PROBLEM DETAILS:
Write out every record below exactly as it appears.

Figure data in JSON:
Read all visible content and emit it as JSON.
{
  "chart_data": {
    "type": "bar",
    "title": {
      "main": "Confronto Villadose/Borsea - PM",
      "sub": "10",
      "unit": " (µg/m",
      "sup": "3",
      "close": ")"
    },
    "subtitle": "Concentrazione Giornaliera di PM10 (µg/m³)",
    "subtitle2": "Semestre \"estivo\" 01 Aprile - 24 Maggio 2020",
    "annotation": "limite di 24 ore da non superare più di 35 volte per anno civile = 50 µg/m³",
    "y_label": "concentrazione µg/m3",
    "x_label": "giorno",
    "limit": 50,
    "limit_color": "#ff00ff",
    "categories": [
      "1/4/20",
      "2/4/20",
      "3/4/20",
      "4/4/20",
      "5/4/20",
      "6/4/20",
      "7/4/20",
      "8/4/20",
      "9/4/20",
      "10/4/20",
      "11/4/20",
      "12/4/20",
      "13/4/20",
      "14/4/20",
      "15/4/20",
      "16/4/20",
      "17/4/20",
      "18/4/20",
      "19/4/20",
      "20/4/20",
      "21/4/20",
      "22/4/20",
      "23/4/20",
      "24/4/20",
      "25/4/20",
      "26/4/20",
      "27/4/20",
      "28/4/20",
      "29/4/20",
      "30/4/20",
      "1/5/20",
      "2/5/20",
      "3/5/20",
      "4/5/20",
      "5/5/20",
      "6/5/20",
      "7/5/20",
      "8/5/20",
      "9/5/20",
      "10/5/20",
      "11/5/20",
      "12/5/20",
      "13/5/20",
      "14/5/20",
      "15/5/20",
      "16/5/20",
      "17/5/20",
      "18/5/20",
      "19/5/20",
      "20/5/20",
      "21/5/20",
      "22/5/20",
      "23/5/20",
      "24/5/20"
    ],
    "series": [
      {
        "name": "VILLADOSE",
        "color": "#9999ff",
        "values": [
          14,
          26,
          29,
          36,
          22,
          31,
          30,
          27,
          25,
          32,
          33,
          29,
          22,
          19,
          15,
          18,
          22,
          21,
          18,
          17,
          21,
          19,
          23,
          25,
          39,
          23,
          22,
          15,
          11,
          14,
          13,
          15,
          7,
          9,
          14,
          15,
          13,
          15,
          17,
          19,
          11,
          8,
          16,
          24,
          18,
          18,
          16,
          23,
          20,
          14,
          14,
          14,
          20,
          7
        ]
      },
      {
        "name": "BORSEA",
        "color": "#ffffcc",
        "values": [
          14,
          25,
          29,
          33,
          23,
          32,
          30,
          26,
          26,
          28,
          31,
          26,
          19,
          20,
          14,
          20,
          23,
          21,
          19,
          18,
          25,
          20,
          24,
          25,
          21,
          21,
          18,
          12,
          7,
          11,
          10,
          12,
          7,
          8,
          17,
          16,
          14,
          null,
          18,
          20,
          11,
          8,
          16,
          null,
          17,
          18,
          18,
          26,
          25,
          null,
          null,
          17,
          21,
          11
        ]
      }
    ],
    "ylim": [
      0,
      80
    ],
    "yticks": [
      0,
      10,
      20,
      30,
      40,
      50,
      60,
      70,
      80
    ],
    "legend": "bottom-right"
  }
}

FULL ANSWER:
Read all visible content and emit it as JSON.
{
  "chart_data": {
    "type": "bar",
    "title": {
      "main": "Confronto Villadose/Borsea - PM",
      "sub": "10",
      "unit": " (µg/m",
      "sup": "3",
      "close": ")"
    },
    "subtitle": "Concentrazione Giornaliera di PM10 (µg/m³)",
    "subtitle2": "Semestre \"estivo\" 01 Aprile - 24 Maggio 2020",
    "annotation": "limite di 24 ore da non superare più di 35 volte per anno civile = 50 µg/m³",
    "y_label": "concentrazione µg/m3",
    "x_label": "giorno",
    "limit": 50,
    "limit_color": "#ff00ff",
    "categories": [
      "1/4/20",
      "2/4/20",
      "3/4/20",
      "4/4/20",
      "5/4/20",
      "6/4/20",
      "7/4/20",
      "8/4/20",
      "9/4/20",
      "10/4/20",
      "11/4/20",
      "12/4/20",
      "13/4/20",
      "14/4/20",
      "15/4/20",
      "16/4/20",
      "17/4/20",
      "18/4/20",
      "19/4/20",
      "20/4/20",
      "21/4/20",
      "22/4/20",
      "23/4/20",
      "24/4/20",
      "25/4/20",
      "26/4/20",
      "27/4/20",
      "28/4/20",
      "29/4/20",
      "30/4/20",
      "1/5/20",
      "2/5/20",
      "3/5/20",
      "4/5/20",
      "5/5/20",
      "6/5/20",
      "7/5/20",
      "8/5/20",
      "9/5/20",
      "10/5/20",
      "11/5/20",
      "12/5/20",
      "13/5/20",
      "14/5/20",
      "15/5/20",
      "16/5/20",
      "17/5/20",
      "18/5/20",
      "19/5/20",
      "20/5/20",
      "21/5/20",
      "22/5/20",
      "23/5/20",
      "24/5/20"
    ],
    "series": [
      {
        "name": "VILLADOSE",
        "color": "#9999ff",
        "values": [
          14,
          26,
          29,
          36,
          22,
          31,
          30,
          27,
          25,
          32,
          33,
          29,
          22,
          19,
          15,
          18,
          22,
          21,
          18,
          17,
          21,
          19,
          23,
          25,
          39,
          23,
          22,
          15,
          11,
          14,
          13,
          15,
          7,
          9,
          14,
          15,
          13,
          15,
          17,
          19,
          11,
          8,
          16,
          24,
          18,
          18,
          16,
          23,
          20,
          14,
          14,
          14,
          20,
          7
        ]
      },
      {
        "name": "BORSEA",
        "color": "#ffffcc",
        "values": [
          14,
          25,
          29,
          33,
          23,
          32,
          30,
          26,
          26,
          28,
          31,
          26,
          19,
          20,
          14,
          20,
          23,
          21,
          19,
          18,
          25,
          20,
          24,
          25,
          21,
          21,
          18,
          12,
          7,
          11,
          10,
          12,
          7,
          8,
          17,
          16,
          14,
          null,
          18,
          20,
          11,
          8,
          16,
          null,
          17,
          18,
          18,
          26,
          25,
          null,
          null,
          17,
          21,
          11
        ]
      }
    ],
    "ylim": [
      0,
      80
    ],
    "yticks": [
      0,
      10,
      20,
      30,
      40,
      50,
      60,
      70,
      80
    ],
    "legend": "bottom-right"
  }
}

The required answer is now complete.